AIM
Wherever the word "disease" shows up in a line, please copy that line.

───── RECORDS SUPPLIED ─────

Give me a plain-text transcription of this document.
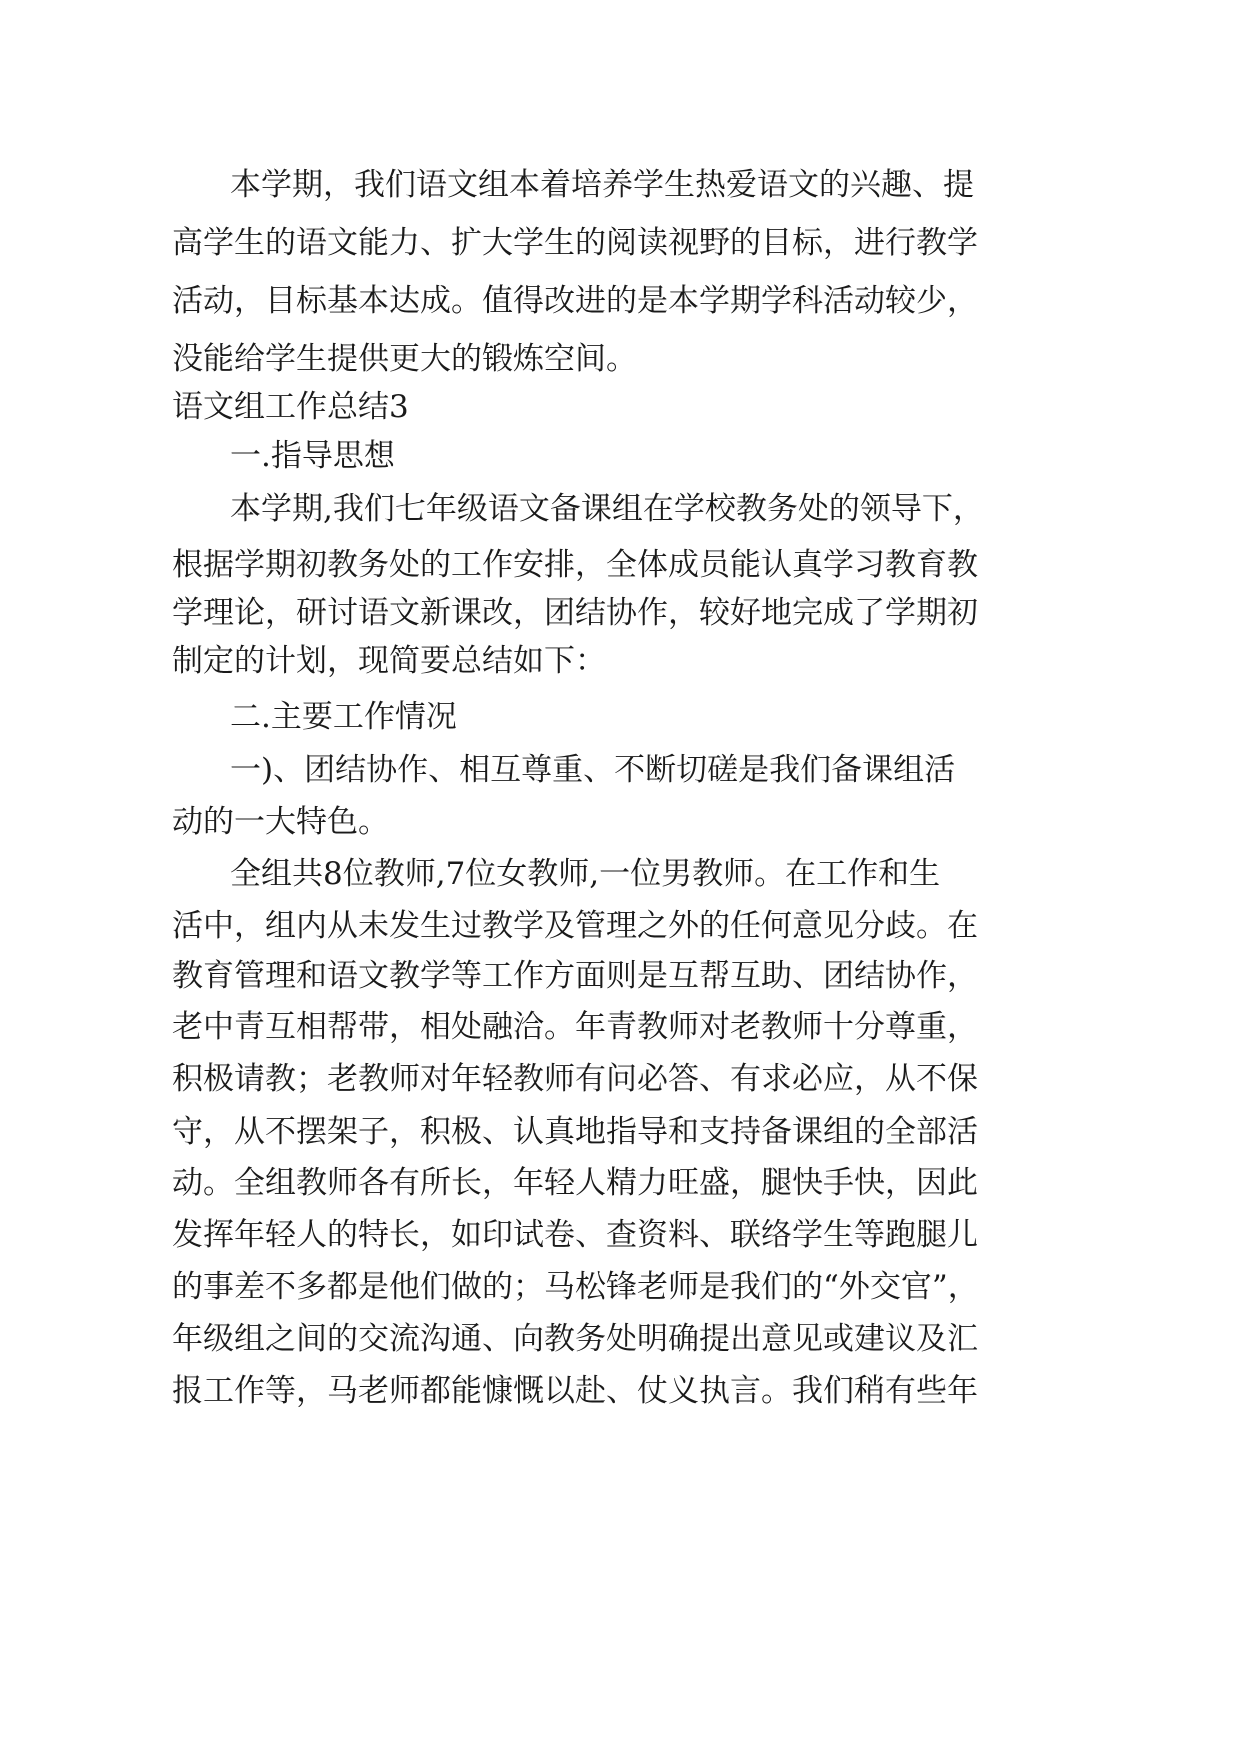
本学期，我们语文组本着培养学生热爱语文的兴趣、提
高学生的语文能力、扩大学生的阅读视野的目标，进行教学
活动，目标基本达成。值得改进的是本学期学科活动较少，
没能给学生提供更大的锻炼空间。
语文组工作总结3
一.指导思想
本学期,我们七年级语文备课组在学校教务处的领导下，
根据学期初教务处的工作安排，全体成员能认真学习教育教
学理论，研讨语文新课改，团结协作，较好地完成了学期初
制定的计划，现简要总结如下：
二.主要工作情况
一)、团结协作、相互尊重、不断切磋是我们备课组活
动的一大特色。
全组共8位教师,7位女教师,一位男教师。在工作和生
活中，组内从未发生过教学及管理之外的任何意见分歧。在
教育管理和语文教学等工作方面则是互帮互助、团结协作，
老中青互相帮带，相处融洽。年青教师对老教师十分尊重，
积极请教；老教师对年轻教师有问必答、有求必应，从不保
守，从不摆架子，积极、认真地指导和支持备课组的全部活
动。全组教师各有所长，年轻人精力旺盛，腿快手快，因此
发挥年轻人的特长，如印试卷、查资料、联络学生等跑腿儿
的事差不多都是他们做的；马松锋老师是我们的“外交官”，
年级组之间的交流沟通、向教务处明确提出意见或建议及汇
报工作等，马老师都能慷慨以赴、仗义执言。我们稍有些年
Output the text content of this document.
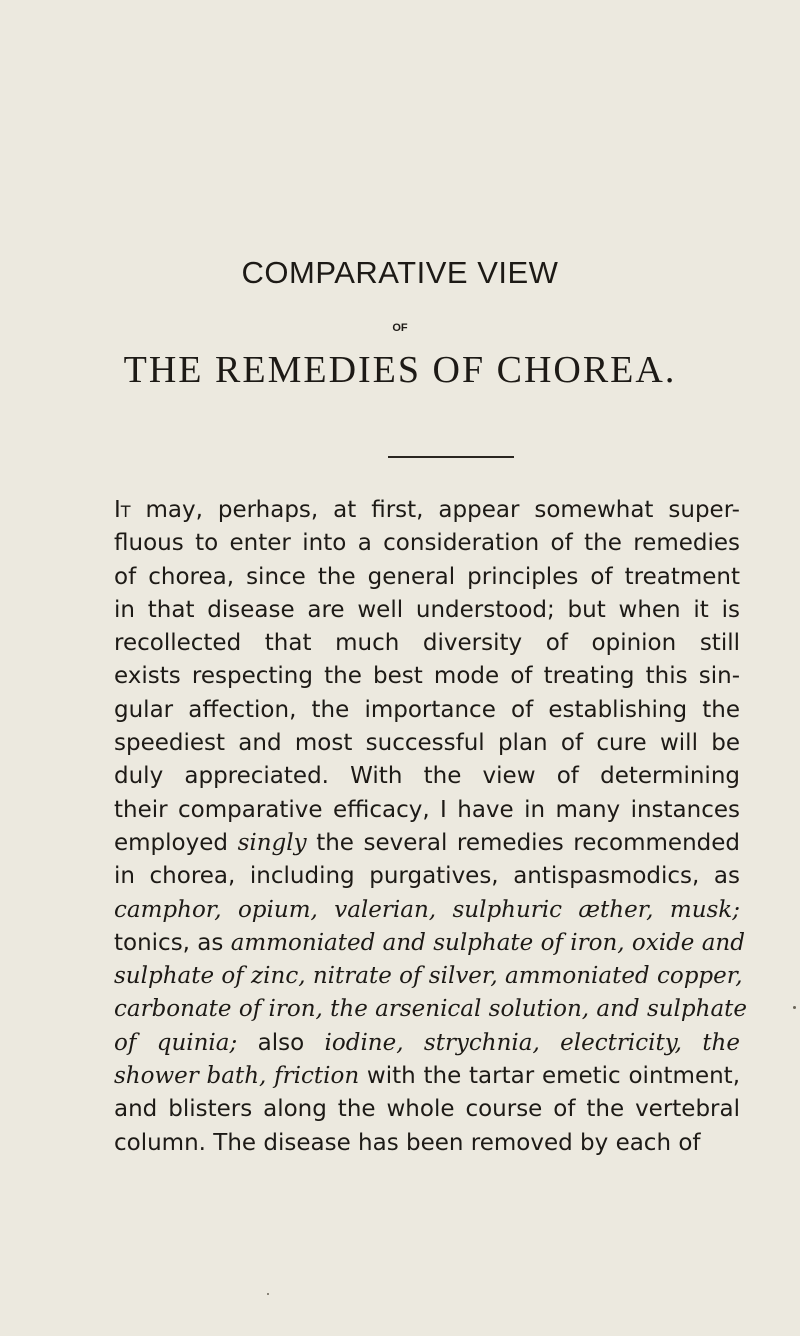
COMPARATIVE VIEW
OF
THE REMEDIES OF CHOREA.
It may, perhaps, at first, appear somewhat super-
fluous to enter into a consideration of the remedies
of chorea, since the general principles of treatment
in that disease are well understood; but when it is
recollected that much diversity of opinion still
exists respecting the best mode of treating this sin-
gular affection, the importance of establishing the
speediest and most successful plan of cure will be
duly appreciated. With the view of determining
their comparative efficacy, I have in many instances
employed singly the several remedies recommended
in chorea, including purgatives, antispasmodics, as
camphor, opium, valerian, sulphuric æther, musk;
tonics, as ammoniated and sulphate of iron, oxide and
sulphate of zinc, nitrate of silver, ammoniated copper,
carbonate of iron, the arsenical solution, and sulphate
of quinia; also iodine, strychnia, electricity, the
shower bath, friction with the tartar emetic ointment,
and blisters along the whole course of the vertebral
column. The disease has been removed by each of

─────

ANSWER IN FULL
in that disease are well understood; but when it is
column. The disease has been removed by each of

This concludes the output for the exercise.